Stored records:
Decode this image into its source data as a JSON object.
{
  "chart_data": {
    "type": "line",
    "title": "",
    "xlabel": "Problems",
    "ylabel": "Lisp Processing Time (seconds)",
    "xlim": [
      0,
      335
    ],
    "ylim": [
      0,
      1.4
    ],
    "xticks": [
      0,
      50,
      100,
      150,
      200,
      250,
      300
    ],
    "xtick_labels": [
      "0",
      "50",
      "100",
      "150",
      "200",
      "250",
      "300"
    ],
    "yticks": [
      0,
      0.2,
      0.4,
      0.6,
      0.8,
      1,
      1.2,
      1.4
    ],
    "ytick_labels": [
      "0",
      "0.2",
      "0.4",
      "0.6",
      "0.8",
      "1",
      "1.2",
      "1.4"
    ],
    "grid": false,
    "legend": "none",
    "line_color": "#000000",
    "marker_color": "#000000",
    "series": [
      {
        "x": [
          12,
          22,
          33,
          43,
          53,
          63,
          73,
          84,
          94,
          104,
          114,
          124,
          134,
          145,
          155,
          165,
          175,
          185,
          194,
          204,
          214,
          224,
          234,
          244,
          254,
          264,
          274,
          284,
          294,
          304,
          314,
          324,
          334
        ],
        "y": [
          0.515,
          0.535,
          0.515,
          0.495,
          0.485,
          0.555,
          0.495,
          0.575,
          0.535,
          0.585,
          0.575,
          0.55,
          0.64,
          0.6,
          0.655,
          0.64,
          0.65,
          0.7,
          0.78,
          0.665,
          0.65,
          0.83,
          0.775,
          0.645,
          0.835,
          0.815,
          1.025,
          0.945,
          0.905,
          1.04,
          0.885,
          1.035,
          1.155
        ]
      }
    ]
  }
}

(What the exercise asks) Reproduce each entry exactly, leaving out nothing.

(Answer in full)
Decode this image into its source data as a JSON object.
{
  "chart_data": {
    "type": "line",
    "title": "",
    "xlabel": "Problems",
    "ylabel": "Lisp Processing Time (seconds)",
    "xlim": [
      0,
      335
    ],
    "ylim": [
      0,
      1.4
    ],
    "xticks": [
      0,
      50,
      100,
      150,
      200,
      250,
      300
    ],
    "xtick_labels": [
      "0",
      "50",
      "100",
      "150",
      "200",
      "250",
      "300"
    ],
    "yticks": [
      0,
      0.2,
      0.4,
      0.6,
      0.8,
      1,
      1.2,
      1.4
    ],
    "ytick_labels": [
      "0",
      "0.2",
      "0.4",
      "0.6",
      "0.8",
      "1",
      "1.2",
      "1.4"
    ],
    "grid": false,
    "legend": "none",
    "line_color": "#000000",
    "marker_color": "#000000",
    "series": [
      {
        "x": [
          12,
          22,
          33,
          43,
          53,
          63,
          73,
          84,
          94,
          104,
          114,
          124,
          134,
          145,
          155,
          165,
          175,
          185,
          194,
          204,
          214,
          224,
          234,
          244,
          254,
          264,
          274,
          284,
          294,
          304,
          314,
          324,
          334
        ],
        "y": [
          0.515,
          0.535,
          0.515,
          0.495,
          0.485,
          0.555,
          0.495,
          0.575,
          0.535,
          0.585,
          0.575,
          0.55,
          0.64,
          0.6,
          0.655,
          0.64,
          0.65,
          0.7,
          0.78,
          0.665,
          0.65,
          0.83,
          0.775,
          0.645,
          0.835,
          0.815,
          1.025,
          0.945,
          0.905,
          1.04,
          0.885,
          1.035,
          1.155
        ]
      }
    ]
  }
}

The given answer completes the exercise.